Filter for the word "this" and keep each matching line.

↓

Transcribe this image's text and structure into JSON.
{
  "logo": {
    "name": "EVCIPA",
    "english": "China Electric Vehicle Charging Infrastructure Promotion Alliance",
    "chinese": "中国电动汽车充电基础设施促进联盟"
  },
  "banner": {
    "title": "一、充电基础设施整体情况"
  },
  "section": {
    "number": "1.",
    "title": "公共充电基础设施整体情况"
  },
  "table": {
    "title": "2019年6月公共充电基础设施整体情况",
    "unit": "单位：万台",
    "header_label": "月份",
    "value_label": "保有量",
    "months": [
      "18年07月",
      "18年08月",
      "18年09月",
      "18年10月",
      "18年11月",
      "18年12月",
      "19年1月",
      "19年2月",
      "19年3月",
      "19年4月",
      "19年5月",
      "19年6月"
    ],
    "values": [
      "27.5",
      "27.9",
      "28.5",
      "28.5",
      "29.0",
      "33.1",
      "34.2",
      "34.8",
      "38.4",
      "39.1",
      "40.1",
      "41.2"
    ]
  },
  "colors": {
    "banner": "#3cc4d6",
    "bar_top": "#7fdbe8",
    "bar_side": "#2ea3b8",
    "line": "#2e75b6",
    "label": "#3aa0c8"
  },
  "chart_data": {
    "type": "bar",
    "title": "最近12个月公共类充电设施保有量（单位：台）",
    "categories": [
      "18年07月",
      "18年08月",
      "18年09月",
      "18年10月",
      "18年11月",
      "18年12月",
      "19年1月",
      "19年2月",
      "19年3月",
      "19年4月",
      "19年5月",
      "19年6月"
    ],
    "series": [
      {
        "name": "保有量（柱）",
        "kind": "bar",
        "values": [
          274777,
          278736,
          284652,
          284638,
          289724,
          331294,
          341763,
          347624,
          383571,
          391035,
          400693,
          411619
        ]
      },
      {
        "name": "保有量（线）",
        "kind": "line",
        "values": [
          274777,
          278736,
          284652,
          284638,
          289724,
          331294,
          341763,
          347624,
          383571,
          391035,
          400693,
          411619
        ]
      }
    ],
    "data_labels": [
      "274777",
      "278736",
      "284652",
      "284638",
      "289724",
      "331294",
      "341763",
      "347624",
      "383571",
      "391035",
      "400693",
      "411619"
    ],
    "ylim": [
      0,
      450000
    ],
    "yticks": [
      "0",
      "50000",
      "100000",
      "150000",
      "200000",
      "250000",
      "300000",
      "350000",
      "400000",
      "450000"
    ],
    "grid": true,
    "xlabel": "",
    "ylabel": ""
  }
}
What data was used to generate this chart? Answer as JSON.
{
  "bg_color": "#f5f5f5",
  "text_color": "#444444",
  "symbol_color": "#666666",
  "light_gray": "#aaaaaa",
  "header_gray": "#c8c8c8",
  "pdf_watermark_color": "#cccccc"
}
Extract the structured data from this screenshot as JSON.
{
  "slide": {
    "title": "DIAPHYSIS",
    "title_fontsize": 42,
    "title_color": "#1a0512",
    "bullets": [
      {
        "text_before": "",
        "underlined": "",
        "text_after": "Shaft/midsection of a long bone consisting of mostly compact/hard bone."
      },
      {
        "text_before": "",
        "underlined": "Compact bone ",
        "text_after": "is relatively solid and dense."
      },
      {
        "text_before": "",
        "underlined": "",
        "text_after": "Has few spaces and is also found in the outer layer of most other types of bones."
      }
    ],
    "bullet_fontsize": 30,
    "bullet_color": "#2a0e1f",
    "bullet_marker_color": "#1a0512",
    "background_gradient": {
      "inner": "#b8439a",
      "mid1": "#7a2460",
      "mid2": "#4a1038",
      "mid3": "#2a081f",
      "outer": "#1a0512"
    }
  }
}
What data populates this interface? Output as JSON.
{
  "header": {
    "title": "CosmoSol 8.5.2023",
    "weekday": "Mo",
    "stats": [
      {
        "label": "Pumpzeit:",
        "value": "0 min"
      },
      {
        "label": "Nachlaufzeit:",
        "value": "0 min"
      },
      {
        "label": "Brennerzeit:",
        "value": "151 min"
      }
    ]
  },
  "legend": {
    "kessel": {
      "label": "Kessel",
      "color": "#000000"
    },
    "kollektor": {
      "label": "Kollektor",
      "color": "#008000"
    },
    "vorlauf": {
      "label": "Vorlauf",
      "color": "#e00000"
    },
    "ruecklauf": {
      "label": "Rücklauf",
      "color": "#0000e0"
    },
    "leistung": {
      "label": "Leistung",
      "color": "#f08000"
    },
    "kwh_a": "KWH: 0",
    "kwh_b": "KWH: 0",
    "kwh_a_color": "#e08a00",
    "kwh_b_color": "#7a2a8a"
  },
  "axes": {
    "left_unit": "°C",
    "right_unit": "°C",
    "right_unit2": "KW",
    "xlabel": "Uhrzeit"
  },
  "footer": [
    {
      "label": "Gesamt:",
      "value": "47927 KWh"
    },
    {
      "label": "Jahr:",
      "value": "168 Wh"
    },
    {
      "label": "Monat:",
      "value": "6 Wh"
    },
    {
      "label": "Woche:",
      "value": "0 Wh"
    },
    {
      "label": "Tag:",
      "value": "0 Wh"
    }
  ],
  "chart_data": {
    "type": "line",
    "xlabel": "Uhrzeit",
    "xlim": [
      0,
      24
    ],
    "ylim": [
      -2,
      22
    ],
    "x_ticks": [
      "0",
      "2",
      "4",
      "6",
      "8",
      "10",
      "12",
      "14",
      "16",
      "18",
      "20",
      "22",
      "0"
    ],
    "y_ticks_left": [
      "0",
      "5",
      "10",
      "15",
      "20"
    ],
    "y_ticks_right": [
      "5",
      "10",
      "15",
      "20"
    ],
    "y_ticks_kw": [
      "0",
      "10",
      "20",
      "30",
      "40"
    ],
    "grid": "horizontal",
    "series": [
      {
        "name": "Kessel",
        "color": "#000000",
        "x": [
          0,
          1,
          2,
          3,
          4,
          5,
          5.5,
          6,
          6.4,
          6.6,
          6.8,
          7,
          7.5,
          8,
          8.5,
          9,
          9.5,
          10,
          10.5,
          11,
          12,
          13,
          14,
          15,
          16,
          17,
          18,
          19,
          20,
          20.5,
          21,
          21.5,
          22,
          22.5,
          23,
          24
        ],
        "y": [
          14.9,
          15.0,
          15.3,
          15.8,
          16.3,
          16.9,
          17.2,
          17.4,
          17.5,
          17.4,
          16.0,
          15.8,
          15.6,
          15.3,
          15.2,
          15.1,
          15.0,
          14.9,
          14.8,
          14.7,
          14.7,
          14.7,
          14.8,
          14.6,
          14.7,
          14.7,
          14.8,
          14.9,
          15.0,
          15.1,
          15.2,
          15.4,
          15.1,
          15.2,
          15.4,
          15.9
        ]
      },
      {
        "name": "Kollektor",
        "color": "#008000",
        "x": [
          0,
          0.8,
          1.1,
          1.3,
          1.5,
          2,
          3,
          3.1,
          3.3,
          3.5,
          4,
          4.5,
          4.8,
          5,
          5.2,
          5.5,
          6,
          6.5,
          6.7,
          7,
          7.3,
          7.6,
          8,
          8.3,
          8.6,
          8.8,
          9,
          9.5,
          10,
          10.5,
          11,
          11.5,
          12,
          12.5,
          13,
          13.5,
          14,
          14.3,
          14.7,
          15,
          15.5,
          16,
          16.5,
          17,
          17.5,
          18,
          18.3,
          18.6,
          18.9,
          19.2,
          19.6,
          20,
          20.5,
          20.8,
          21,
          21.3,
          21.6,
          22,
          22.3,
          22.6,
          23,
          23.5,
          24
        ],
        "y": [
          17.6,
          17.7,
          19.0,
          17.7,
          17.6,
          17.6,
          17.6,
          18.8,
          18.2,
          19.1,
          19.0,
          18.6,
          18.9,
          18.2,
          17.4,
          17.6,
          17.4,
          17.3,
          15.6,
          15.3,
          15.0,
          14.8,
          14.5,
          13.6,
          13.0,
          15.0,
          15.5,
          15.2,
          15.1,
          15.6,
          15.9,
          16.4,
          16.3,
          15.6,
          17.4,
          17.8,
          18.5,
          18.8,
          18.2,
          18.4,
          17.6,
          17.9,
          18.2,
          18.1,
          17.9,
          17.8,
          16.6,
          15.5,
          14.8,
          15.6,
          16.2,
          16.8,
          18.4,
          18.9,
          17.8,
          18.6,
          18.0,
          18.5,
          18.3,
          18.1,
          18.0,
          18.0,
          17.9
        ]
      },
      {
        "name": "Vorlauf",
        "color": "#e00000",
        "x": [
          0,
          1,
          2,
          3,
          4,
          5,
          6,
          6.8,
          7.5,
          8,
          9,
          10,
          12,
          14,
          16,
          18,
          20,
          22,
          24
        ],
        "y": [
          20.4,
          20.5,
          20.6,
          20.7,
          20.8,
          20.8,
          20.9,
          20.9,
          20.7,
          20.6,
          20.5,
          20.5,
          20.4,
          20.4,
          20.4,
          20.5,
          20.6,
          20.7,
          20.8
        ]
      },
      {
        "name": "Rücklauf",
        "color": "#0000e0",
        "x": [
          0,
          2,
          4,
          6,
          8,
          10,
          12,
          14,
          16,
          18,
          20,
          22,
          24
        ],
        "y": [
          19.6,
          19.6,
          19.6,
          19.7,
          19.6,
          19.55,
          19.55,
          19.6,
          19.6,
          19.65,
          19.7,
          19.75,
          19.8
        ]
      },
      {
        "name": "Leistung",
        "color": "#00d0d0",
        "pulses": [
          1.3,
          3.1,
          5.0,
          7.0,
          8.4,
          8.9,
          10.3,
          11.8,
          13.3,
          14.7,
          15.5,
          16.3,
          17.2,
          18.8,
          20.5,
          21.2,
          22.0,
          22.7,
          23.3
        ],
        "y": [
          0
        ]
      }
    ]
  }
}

↑

* **Exercise solution**:
Transcribe this image's text and structure into JSON.
What data was used to generate this chart? Answer as JSON.
Extract the structured data from this screenshot as JSON.
What data populates this interface? Output as JSON.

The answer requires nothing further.